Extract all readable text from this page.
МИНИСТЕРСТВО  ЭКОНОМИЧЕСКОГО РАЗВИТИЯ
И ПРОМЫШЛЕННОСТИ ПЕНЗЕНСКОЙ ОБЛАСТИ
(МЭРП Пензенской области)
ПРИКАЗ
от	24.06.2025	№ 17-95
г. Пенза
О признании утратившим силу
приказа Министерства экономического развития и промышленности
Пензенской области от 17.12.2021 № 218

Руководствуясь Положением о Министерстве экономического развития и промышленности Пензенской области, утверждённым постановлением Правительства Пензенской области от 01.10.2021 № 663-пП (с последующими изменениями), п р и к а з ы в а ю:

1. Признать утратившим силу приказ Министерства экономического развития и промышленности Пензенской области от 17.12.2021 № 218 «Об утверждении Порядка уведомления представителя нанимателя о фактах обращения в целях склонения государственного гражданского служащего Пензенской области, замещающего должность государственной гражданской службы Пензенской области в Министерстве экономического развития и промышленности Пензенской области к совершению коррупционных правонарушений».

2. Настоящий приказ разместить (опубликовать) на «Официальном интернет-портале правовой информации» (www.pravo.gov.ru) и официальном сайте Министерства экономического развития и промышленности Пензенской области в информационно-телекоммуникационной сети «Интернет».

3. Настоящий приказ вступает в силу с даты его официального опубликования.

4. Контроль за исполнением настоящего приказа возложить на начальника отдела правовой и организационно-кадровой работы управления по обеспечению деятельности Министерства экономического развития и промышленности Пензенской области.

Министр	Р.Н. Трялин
_____
Return the lines of the records that include the string "приказа".

**Output**
приказа Министерства экономического развития и промышленности
4. Контроль за исполнением настоящего приказа возложить на начальника отдела правовой и организационно-кадровой работы управления по обеспечению деятельности Министерства экономического развития и промышленности Пензенской области.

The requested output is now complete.